(TASK 1): Please list the immune checkpoints named in parentheses in the trial description on cabozantinib and nivolumab in patients with HIV.
(TASK 2): Write the next part of the trial description on cabozantinib and nivolumab in patients with HIV, starting after its last objective.

(TEXT PASSAGE):
Testing the Combination of the Anti-cancer Drugs XL184 (Cabozantinib) and Nivolumab in Patients With Advanced Cancer and HIV

Study Description

Brief Summary

This phase I trial investigates the side effects of cabozantinib and nivolumab in treating patients with cancer that has spread to other places in the body (advanced) and who are undergoing treatment for human immunodeficiency virus (HIV). Cabozantinib may stop the growth of tumor cells by blocking some of the enzymes needed for cell growth. Immunotherapy with monoclonal antibodies, such as nivolumab, may help the body's immune system attack the cancer, and may interfere with the ability of tumor cells to grow and spread. Giving cabozantinib and nivolumab may shrink or stabilize cancer in patients undergoing treatment for HIV.

Detailed Description

PRIMARY OBJECTIVES:

1. To determine the safety of combined nivolumab and cabozantinib s-malate (XL184 [cabozantinib]) in human immunodeficiency virus (HIV) patients with advanced solid tumors.

2. To determine the feasibility to deliver the combined nivolumab and XL184 (cabozantinib) for a minimum of 4 cycles in at least 75% of the subjects in the expanded cohort with Kaposi sarcoma (KS) or to achieve a confirmed objective response.

SECONDARY OBJECTIVES:

1. To observe and record anti-tumor activity in subjects with Kaposi sarcoma (KS).

2. To assess the effect of treatment on participants' immune status (CD4 and CD8 cell counts) and HIV viral loads.

3. To preliminarily evaluate the objective response rate (ORR) to the combination treatment in subjects with KS.

EXPLORATORY OBJECTIVES:

1. To assess duration of response (DOR), progression-free survival (PFS), and overall survival (OS) in subjects with KS.

2. To assess the PD-L1 immunohistochemistry (IHC) status in tumors and tumor microenvironment and its association with clinical outcome.

3. To assess the expression characteristics and cellular distribution of immune checkpoints (PD-L1, B7x, HHLA2, B7H3), infiltrating immune cells (CD4 T cells, CD8 T cells, regulatory T-cells [Tregs], myeloid-derived suppressor cell [MDSC]), and other tumor microenvironment biomarkers (VEGF, VEGFR, MET, and AXL) in the tissue by multiplex quantitative immunofluorescence (MQIF).

4. To correlate markers of immune activation and expansion of immune cell subsets and cytokines with clinical outcomes.

(INPUT DATA):
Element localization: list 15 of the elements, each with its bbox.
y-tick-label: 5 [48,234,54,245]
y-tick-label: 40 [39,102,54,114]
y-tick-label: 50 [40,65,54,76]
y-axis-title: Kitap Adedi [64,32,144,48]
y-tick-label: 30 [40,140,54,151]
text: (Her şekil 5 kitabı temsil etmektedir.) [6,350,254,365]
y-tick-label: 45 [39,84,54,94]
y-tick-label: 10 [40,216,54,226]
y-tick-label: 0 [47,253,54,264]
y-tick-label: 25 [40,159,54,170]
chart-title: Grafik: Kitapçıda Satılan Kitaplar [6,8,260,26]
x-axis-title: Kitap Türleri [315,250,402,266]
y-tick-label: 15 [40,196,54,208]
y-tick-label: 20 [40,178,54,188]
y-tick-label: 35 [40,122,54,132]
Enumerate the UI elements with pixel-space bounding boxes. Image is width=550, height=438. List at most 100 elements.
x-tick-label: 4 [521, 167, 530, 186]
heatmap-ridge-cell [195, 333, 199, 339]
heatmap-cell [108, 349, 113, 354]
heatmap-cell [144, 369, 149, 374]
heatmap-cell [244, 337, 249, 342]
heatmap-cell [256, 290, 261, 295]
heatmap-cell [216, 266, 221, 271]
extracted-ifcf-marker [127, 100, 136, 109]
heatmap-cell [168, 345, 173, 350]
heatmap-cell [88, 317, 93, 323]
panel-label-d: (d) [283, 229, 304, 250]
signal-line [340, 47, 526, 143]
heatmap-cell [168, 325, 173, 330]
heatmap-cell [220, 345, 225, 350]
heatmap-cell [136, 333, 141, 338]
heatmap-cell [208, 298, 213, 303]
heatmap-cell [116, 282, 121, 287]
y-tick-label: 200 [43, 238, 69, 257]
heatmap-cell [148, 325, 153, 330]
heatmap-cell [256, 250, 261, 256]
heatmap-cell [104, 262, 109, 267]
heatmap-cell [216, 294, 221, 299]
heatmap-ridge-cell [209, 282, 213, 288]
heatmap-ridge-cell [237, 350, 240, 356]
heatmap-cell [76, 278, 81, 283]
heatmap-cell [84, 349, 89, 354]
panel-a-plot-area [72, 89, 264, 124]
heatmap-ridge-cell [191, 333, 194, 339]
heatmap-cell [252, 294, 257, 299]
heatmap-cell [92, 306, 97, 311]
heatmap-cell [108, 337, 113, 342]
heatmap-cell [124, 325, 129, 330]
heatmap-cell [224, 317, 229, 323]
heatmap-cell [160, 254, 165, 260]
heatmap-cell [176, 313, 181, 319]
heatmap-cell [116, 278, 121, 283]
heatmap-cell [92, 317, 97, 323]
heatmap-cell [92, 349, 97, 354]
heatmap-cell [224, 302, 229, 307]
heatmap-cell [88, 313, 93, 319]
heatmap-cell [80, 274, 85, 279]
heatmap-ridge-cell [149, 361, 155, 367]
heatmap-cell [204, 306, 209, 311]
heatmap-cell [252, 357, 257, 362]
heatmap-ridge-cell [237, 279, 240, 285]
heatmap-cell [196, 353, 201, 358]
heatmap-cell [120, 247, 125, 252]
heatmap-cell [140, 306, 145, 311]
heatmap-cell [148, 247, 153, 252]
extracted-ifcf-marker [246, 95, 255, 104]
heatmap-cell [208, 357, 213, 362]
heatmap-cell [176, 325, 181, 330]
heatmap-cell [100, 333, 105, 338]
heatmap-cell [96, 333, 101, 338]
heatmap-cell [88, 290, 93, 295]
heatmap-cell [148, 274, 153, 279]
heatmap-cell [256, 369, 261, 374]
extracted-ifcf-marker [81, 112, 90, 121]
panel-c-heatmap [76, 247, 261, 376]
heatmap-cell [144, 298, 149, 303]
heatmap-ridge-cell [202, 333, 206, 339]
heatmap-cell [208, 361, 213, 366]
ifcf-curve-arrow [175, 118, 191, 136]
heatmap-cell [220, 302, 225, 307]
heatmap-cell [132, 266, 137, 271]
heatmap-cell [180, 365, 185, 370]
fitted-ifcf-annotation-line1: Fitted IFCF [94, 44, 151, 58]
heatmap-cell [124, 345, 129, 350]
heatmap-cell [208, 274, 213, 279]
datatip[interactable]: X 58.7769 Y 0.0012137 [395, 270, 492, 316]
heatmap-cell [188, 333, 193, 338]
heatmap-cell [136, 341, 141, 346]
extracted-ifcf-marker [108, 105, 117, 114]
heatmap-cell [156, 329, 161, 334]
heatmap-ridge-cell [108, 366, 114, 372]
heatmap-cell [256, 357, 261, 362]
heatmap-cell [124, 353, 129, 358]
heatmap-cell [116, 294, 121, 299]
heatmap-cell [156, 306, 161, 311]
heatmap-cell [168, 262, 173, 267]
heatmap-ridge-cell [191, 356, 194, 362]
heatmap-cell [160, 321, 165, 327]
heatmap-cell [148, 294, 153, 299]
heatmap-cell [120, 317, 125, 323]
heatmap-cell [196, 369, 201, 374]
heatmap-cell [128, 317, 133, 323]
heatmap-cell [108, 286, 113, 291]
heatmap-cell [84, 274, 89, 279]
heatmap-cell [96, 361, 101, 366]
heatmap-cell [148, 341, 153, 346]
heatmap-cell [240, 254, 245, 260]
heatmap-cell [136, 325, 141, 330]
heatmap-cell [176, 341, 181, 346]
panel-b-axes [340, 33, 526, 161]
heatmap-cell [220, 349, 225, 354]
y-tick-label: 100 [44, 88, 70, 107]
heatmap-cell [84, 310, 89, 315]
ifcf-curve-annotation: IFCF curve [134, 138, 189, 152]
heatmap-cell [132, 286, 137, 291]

(FINAL ANSWER 1): PD-L1, B7x, HHLA2, B7H3

(FINAL ANSWER 2):
5. To assess the treatment effects on latent HIV reservoir. VI. To investigate the dynamic changes of immune checkpoints, angiogenesis markers, and infiltrating immune cells among subjects with available pre- and post-treatment biopsy samples (including subjects with Kaposi sarcoma [KS]).

OUTLINE:

Patients receive cabozantinib s-malate orally (PO) once daily (QD) on days 1-28 of each cycle and nivolumab intravenously (IV) over 30 minutes on day 1 of each cycle. Cycles repeat every 28 days for up to 1 year or 1 year after a partial response is achieved, or 6 months after a complete response is achieved in the absence of disease progression or unacceptable toxicity.

After completion of study treatment, patients are followed up for 16 weeks.

Study Design

Outcome Measures

Primary Outcome Measures

1. Incidence of dose limiting toxicities (DLTs) [28 days]

   DLTs will be defined during cycle 1 of therapy.

Secondary Outcome Measures

1. Immune status [Up to 16 weeks post treatment]

   Will assess immune status (CD4 and CD8 cell counts). Changes in immune status at each time point from baseline will be analyzed using paired non-parametric Wilcoxon sign-rank tests or paired t-tests in exploratory analyses.

2. Human immunodeficiency virus (HIV) viral loads [Up to 16 weeks post treatment]

   Will assess HIV viral loads. Changes in viral loads at each time point from baseline will be analyzed using paired nonparametric Wilcoxon sign-rank tests or paired t-tests in exploratory analyses.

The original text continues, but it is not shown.